Given instruction
Within the material below, find each line bearing the word "instrumental" and present it.

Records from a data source
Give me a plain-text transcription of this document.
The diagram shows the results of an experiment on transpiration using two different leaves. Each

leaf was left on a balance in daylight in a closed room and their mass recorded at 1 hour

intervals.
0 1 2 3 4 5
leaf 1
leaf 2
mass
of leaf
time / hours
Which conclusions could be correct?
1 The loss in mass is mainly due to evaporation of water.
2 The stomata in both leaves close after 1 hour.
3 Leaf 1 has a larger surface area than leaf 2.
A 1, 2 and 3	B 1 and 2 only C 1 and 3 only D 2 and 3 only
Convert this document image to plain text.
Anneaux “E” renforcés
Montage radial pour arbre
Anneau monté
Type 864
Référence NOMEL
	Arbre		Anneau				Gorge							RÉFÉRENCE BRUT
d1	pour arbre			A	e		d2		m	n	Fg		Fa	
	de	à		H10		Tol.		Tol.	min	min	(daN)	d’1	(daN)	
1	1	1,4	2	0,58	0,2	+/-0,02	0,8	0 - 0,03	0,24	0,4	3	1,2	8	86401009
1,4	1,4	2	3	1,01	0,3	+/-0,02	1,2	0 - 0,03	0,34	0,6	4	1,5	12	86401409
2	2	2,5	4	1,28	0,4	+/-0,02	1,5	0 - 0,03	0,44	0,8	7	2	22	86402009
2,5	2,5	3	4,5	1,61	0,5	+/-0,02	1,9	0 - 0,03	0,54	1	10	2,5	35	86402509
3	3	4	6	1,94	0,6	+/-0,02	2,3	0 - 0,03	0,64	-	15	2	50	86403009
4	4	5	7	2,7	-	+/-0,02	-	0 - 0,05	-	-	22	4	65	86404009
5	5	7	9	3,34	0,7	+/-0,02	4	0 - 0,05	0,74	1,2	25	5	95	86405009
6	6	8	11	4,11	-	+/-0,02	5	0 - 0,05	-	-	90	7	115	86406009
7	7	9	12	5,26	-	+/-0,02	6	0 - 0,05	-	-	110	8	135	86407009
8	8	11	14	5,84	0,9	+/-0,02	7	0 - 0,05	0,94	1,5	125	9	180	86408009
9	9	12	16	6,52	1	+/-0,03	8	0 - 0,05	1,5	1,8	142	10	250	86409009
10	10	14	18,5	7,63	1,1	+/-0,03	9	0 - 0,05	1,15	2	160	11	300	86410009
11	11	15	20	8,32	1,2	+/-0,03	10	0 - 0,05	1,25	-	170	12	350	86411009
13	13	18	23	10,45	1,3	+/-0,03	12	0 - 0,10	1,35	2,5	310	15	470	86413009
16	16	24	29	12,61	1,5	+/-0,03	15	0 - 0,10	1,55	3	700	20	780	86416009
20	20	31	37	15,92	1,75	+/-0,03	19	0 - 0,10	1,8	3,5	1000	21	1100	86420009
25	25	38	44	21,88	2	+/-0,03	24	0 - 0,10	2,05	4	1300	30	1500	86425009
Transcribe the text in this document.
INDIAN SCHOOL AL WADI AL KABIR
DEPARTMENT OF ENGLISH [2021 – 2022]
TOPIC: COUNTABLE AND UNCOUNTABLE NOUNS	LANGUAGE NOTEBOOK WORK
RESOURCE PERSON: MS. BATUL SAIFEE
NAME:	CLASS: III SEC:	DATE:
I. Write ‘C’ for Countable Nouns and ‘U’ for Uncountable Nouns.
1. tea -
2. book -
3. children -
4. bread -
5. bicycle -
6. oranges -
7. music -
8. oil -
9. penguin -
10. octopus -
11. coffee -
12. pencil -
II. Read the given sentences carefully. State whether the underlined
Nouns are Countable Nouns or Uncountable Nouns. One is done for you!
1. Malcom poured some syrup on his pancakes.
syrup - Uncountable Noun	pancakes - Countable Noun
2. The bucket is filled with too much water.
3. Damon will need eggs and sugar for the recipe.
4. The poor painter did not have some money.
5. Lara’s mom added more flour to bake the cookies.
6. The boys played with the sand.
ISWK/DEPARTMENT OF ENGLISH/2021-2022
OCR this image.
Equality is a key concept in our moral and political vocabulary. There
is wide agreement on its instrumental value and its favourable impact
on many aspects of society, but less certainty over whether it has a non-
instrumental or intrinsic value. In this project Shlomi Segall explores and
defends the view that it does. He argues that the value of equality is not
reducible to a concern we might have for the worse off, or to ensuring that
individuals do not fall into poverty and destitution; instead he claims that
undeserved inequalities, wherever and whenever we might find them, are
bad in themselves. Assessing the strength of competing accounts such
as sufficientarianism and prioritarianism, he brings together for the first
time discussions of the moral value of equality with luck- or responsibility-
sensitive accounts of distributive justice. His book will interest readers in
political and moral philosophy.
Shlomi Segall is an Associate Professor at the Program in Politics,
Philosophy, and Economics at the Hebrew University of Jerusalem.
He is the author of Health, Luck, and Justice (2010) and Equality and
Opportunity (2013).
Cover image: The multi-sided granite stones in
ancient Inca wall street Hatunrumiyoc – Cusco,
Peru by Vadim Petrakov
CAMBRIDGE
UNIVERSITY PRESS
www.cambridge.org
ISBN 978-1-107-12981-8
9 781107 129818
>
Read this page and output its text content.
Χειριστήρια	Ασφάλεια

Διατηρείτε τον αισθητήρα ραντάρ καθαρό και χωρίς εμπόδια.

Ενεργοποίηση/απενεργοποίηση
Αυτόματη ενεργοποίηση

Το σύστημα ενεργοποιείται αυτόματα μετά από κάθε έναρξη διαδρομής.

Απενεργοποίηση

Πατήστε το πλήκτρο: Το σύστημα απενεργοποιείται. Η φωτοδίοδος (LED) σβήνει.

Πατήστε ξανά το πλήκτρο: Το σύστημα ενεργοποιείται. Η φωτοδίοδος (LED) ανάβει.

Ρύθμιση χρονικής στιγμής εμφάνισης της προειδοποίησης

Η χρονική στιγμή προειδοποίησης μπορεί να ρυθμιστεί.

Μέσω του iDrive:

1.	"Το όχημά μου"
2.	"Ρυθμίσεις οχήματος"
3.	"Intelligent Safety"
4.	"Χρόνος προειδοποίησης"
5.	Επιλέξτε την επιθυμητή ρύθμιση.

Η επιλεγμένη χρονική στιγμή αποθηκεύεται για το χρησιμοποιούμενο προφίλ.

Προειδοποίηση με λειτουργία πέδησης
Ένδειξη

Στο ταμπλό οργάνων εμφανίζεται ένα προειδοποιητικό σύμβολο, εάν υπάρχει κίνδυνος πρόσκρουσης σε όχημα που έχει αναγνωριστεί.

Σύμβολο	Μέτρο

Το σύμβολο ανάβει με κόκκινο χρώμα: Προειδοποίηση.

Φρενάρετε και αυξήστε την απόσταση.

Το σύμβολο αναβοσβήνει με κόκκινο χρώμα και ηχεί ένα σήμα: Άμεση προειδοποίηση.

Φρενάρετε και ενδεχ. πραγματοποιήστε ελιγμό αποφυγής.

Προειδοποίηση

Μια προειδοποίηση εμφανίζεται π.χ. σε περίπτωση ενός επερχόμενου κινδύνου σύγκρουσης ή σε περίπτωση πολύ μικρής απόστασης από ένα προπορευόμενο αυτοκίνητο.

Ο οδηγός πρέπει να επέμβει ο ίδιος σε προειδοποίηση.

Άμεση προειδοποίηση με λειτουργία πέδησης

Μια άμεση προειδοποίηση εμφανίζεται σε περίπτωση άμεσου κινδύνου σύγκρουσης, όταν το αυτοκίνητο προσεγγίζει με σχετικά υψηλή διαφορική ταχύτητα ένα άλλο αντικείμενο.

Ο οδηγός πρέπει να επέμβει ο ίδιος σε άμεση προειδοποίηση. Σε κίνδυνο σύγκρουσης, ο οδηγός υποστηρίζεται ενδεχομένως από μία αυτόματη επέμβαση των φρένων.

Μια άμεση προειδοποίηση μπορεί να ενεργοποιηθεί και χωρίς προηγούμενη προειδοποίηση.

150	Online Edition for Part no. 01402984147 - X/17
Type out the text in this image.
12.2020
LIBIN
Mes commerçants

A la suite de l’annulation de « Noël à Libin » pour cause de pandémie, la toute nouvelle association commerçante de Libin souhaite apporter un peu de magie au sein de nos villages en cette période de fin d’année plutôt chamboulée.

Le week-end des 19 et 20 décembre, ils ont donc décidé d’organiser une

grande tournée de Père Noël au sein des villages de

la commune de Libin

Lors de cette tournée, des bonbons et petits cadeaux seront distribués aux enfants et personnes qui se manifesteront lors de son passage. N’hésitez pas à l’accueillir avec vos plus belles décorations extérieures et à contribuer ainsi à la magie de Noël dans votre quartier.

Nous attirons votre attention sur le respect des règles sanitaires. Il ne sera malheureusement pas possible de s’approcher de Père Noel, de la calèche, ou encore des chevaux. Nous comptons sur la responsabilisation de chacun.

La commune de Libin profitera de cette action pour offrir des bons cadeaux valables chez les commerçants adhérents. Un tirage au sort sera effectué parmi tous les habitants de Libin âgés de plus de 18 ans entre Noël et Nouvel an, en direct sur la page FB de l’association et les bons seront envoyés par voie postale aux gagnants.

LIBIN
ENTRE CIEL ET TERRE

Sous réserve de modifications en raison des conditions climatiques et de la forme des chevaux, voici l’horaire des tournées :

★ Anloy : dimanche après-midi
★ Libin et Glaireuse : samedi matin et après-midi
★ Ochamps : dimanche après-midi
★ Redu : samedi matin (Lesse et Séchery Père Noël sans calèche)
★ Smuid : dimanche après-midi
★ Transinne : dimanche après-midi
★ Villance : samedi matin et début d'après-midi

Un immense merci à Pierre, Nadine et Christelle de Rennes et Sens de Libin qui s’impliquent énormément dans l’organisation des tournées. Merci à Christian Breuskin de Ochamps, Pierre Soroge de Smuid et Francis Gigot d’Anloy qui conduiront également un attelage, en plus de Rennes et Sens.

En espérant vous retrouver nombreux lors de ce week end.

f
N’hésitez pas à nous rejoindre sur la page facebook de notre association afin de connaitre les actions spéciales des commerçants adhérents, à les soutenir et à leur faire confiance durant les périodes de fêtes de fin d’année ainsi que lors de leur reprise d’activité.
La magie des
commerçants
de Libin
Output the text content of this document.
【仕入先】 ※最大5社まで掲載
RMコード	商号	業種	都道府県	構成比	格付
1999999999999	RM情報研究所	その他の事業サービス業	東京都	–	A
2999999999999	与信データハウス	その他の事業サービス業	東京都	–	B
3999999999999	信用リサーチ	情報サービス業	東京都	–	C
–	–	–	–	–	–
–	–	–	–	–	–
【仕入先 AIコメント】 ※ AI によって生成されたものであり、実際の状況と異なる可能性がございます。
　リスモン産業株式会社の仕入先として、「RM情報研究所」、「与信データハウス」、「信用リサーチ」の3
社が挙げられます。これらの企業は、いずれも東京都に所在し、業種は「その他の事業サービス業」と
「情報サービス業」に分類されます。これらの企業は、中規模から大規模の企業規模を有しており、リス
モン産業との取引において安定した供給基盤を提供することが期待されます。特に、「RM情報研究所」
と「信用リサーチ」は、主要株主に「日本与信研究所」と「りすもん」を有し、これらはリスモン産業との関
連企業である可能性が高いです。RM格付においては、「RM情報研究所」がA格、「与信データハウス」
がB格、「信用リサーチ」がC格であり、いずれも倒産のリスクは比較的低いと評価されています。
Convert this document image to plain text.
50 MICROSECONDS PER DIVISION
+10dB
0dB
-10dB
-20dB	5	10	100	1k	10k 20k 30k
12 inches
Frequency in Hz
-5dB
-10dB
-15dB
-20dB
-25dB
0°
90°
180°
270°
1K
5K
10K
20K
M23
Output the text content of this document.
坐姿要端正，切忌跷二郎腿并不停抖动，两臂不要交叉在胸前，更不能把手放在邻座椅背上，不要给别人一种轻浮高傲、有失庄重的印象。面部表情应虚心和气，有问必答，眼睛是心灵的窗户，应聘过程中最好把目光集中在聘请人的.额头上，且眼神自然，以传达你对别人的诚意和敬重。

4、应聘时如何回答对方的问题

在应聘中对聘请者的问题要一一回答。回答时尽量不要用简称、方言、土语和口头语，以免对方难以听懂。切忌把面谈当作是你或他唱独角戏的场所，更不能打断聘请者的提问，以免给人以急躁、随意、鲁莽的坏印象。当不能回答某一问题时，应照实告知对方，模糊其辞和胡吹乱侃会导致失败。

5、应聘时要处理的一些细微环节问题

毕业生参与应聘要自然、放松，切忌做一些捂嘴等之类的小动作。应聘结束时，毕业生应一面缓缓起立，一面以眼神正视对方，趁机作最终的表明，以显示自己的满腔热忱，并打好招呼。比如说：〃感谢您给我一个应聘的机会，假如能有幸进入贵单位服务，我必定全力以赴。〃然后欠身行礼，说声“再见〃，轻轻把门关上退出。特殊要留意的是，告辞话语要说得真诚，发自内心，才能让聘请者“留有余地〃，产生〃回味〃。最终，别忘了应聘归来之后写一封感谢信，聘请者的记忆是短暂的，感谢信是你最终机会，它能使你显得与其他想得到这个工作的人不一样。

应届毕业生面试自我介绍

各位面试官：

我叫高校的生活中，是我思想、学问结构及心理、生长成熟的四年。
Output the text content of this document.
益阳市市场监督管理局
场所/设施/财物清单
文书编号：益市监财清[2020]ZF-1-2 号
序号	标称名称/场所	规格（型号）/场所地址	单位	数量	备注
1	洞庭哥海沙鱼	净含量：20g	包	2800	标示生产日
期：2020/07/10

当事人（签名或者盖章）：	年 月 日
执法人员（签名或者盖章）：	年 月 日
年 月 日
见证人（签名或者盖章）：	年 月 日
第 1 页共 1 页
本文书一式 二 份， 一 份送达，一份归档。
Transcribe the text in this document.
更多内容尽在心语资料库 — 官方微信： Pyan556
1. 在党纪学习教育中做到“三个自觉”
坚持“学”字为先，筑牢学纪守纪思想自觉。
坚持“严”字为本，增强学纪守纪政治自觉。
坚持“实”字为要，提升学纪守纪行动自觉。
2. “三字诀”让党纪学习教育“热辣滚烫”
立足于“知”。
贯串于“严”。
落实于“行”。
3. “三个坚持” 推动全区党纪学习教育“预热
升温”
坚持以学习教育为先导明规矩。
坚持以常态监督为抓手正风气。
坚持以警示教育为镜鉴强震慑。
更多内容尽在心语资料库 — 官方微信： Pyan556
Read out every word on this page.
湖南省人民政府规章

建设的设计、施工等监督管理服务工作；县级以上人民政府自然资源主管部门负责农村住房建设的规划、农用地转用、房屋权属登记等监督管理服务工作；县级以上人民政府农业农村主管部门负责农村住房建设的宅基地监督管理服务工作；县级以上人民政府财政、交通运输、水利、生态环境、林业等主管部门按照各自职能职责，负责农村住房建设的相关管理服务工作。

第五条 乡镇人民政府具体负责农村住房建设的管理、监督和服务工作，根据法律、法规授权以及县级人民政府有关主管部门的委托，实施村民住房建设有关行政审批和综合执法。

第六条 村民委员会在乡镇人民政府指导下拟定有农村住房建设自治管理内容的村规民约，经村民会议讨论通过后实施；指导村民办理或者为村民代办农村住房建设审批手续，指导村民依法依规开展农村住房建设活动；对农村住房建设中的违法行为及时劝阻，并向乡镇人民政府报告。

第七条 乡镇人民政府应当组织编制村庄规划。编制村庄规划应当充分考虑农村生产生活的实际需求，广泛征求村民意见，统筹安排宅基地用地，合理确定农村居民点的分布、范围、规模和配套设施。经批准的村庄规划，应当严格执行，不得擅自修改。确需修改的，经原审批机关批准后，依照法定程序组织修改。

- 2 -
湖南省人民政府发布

Result for this task
is wide agreement on its instrumental value and its favourable impact
instrumental or intrinsic value. In this project Shlomi Segall explores and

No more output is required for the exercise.